** start of EXCERPTED RECORDS **

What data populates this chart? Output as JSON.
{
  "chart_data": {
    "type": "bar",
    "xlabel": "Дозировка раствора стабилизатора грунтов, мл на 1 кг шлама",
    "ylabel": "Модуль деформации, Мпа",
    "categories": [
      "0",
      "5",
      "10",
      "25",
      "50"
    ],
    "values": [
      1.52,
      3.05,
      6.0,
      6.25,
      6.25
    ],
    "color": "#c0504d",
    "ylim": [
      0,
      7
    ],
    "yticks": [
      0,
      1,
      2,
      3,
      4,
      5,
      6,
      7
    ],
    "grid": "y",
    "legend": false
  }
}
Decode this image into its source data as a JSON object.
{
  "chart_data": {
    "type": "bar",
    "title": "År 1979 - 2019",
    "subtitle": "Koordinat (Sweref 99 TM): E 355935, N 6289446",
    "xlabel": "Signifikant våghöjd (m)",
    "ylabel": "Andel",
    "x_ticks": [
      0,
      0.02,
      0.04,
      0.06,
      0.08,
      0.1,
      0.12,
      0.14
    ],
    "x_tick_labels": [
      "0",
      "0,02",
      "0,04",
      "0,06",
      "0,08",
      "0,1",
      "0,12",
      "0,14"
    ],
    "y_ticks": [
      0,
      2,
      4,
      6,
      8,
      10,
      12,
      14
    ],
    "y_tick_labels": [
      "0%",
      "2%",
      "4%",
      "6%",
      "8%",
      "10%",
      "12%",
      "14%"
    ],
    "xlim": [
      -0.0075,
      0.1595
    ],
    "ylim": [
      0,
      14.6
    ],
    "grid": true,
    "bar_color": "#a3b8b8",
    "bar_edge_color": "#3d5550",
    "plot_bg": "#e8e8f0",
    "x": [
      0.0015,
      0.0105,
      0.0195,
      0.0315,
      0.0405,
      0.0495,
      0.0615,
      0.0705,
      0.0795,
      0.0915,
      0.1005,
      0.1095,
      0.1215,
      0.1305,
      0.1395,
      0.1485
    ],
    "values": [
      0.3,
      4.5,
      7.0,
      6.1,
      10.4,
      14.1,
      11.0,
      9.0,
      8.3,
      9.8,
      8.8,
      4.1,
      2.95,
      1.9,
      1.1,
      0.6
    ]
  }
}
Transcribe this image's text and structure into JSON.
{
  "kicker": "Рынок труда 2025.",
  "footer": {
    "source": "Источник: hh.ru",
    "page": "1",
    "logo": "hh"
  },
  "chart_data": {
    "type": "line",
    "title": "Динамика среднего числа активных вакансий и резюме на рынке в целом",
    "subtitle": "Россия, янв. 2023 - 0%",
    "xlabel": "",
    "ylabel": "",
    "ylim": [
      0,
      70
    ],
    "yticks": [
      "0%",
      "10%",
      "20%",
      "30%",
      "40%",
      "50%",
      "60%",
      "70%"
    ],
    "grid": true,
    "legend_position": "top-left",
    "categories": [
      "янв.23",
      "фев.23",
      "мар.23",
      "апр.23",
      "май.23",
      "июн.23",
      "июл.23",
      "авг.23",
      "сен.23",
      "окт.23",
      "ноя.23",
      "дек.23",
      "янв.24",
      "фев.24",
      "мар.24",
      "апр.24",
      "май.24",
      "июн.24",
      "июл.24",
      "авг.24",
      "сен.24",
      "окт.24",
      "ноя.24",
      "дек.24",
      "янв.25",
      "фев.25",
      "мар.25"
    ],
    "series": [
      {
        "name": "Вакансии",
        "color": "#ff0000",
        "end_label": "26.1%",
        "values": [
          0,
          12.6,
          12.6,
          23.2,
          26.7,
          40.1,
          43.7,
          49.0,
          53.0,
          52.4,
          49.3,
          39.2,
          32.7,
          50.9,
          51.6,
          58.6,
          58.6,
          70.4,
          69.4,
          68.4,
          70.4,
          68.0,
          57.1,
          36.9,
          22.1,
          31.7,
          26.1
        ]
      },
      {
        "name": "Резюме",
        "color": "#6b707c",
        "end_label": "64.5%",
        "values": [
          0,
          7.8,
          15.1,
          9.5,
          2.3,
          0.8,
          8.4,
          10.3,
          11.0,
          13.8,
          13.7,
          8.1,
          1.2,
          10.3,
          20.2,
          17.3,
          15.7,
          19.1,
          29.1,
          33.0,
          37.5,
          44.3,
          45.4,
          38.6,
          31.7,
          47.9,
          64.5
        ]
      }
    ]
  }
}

** end of EXCERPTED RECORDS **

* [WHAT IS BEING ASKED]:
State the number of lines in the records that include "source", and write nothing else.

* [THE RESPONSE]:
2